SET EXERCISE: Go through the records and give each one again exactly.

• • •

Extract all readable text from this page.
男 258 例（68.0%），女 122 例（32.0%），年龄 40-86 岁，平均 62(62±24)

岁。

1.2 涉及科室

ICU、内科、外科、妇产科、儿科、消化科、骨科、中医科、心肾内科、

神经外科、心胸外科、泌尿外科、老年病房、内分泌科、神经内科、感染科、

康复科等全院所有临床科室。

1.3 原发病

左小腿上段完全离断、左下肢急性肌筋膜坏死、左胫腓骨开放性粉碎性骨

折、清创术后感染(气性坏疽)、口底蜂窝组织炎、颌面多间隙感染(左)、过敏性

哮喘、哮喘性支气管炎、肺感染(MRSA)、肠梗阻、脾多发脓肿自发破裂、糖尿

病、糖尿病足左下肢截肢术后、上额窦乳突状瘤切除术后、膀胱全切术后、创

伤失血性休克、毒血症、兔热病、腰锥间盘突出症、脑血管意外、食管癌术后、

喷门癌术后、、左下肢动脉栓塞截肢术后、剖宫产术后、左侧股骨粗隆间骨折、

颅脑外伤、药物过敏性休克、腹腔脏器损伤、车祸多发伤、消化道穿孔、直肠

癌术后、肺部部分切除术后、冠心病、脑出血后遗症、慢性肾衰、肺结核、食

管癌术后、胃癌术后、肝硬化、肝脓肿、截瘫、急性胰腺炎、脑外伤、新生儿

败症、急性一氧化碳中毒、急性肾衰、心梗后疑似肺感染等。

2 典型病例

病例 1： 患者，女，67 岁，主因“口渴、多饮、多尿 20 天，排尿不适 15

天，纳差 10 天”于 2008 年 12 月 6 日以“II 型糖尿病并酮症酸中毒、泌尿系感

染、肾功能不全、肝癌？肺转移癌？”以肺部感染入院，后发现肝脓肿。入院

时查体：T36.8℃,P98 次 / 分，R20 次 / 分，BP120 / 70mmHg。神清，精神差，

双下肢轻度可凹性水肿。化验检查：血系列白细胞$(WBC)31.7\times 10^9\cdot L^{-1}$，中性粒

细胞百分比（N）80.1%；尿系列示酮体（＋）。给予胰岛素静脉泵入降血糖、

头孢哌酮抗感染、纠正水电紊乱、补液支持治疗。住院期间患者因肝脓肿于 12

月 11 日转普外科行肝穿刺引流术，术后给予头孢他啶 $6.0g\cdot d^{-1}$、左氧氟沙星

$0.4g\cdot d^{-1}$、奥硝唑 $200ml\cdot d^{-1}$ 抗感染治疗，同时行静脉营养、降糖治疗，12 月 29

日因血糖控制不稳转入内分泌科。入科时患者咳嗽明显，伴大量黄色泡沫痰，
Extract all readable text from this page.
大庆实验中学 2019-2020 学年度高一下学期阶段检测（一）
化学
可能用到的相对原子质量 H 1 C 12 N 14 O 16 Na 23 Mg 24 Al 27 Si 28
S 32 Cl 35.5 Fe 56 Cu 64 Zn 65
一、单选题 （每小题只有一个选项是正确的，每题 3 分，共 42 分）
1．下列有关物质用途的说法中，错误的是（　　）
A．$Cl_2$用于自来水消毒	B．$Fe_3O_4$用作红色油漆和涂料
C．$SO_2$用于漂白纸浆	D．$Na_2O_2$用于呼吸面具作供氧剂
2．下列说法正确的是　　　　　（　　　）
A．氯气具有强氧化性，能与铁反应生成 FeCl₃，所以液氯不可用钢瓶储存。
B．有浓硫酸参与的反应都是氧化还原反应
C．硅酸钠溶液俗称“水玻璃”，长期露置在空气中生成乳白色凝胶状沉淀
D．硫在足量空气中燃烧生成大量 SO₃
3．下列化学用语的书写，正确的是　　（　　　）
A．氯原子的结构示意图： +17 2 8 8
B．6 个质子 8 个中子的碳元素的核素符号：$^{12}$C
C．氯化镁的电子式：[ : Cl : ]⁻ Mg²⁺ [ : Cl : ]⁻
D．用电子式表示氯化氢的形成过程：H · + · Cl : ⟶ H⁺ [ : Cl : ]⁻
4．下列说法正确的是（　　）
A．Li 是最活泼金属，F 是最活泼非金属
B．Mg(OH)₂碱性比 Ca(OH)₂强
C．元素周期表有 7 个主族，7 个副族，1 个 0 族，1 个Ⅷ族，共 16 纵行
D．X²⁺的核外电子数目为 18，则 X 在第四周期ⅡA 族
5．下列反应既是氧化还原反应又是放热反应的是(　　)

• • •

EXERCISE RESPONSE:
Extract all readable text from this page.
男 258 例（68.0%），女 122 例（32.0%），年龄 40-86 岁，平均 62(62±24)

岁。

1.2 涉及科室

ICU、内科、外科、妇产科、儿科、消化科、骨科、中医科、心肾内科、

神经外科、心胸外科、泌尿外科、老年病房、内分泌科、神经内科、感染科、

康复科等全院所有临床科室。

1.3 原发病

左小腿上段完全离断、左下肢急性肌筋膜坏死、左胫腓骨开放性粉碎性骨

折、清创术后感染(气性坏疽)、口底蜂窝组织炎、颌面多间隙感染(左)、过敏性

哮喘、哮喘性支气管炎、肺感染(MRSA)、肠梗阻、脾多发脓肿自发破裂、糖尿

病、糖尿病足左下肢截肢术后、上额窦乳突状瘤切除术后、膀胱全切术后、创

伤失血性休克、毒血症、兔热病、腰锥间盘突出症、脑血管意外、食管癌术后、

喷门癌术后、、左下肢动脉栓塞截肢术后、剖宫产术后、左侧股骨粗隆间骨折、

颅脑外伤、药物过敏性休克、腹腔脏器损伤、车祸多发伤、消化道穿孔、直肠

癌术后、肺部部分切除术后、冠心病、脑出血后遗症、慢性肾衰、肺结核、食

管癌术后、胃癌术后、肝硬化、肝脓肿、截瘫、急性胰腺炎、脑外伤、新生儿

败症、急性一氧化碳中毒、急性肾衰、心梗后疑似肺感染等。

2 典型病例

病例 1： 患者，女，67 岁，主因“口渴、多饮、多尿 20 天，排尿不适 15

天，纳差 10 天”于 2008 年 12 月 6 日以“II 型糖尿病并酮症酸中毒、泌尿系感

染、肾功能不全、肝癌？肺转移癌？”以肺部感染入院，后发现肝脓肿。入院

时查体：T36.8℃,P98 次 / 分，R20 次 / 分，BP120 / 70mmHg。神清，精神差，

双下肢轻度可凹性水肿。化验检查：血系列白细胞$(WBC)31.7\times 10^9\cdot L^{-1}$，中性粒

细胞百分比（N）80.1%；尿系列示酮体（＋）。给予胰岛素静脉泵入降血糖、

头孢哌酮抗感染、纠正水电紊乱、补液支持治疗。住院期间患者因肝脓肿于 12

月 11 日转普外科行肝穿刺引流术，术后给予头孢他啶 $6.0g\cdot d^{-1}$、左氧氟沙星

$0.4g\cdot d^{-1}$、奥硝唑 $200ml\cdot d^{-1}$ 抗感染治疗，同时行静脉营养、降糖治疗，12 月 29

日因血糖控制不稳转入内分泌科。入科时患者咳嗽明显，伴大量黄色泡沫痰，
Extract all readable text from this page.
大庆实验中学 2019-2020 学年度高一下学期阶段检测（一）
化学
可能用到的相对原子质量 H 1 C 12 N 14 O 16 Na 23 Mg 24 Al 27 Si 28
S 32 Cl 35.5 Fe 56 Cu 64 Zn 65
一、单选题 （每小题只有一个选项是正确的，每题 3 分，共 42 分）
1．下列有关物质用途的说法中，错误的是（　　）
A．$Cl_2$用于自来水消毒	B．$Fe_3O_4$用作红色油漆和涂料
C．$SO_2$用于漂白纸浆	D．$Na_2O_2$用于呼吸面具作供氧剂
2．下列说法正确的是　　　　　（　　　）
A．氯气具有强氧化性，能与铁反应生成 FeCl₃，所以液氯不可用钢瓶储存。
B．有浓硫酸参与的反应都是氧化还原反应
C．硅酸钠溶液俗称“水玻璃”，长期露置在空气中生成乳白色凝胶状沉淀
D．硫在足量空气中燃烧生成大量 SO₃
3．下列化学用语的书写，正确的是　　（　　　）
A．氯原子的结构示意图： +17 2 8 8
B．6 个质子 8 个中子的碳元素的核素符号：$^{12}$C
C．氯化镁的电子式：[ : Cl : ]⁻ Mg²⁺ [ : Cl : ]⁻
D．用电子式表示氯化氢的形成过程：H · + · Cl : ⟶ H⁺ [ : Cl : ]⁻
4．下列说法正确的是（　　）
A．Li 是最活泼金属，F 是最活泼非金属
B．Mg(OH)₂碱性比 Ca(OH)₂强
C．元素周期表有 7 个主族，7 个副族，1 个 0 族，1 个Ⅷ族，共 16 纵行
D．X²⁺的核外电子数目为 18，则 X 在第四周期ⅡA 族
5．下列反应既是氧化还原反应又是放热反应的是(　　)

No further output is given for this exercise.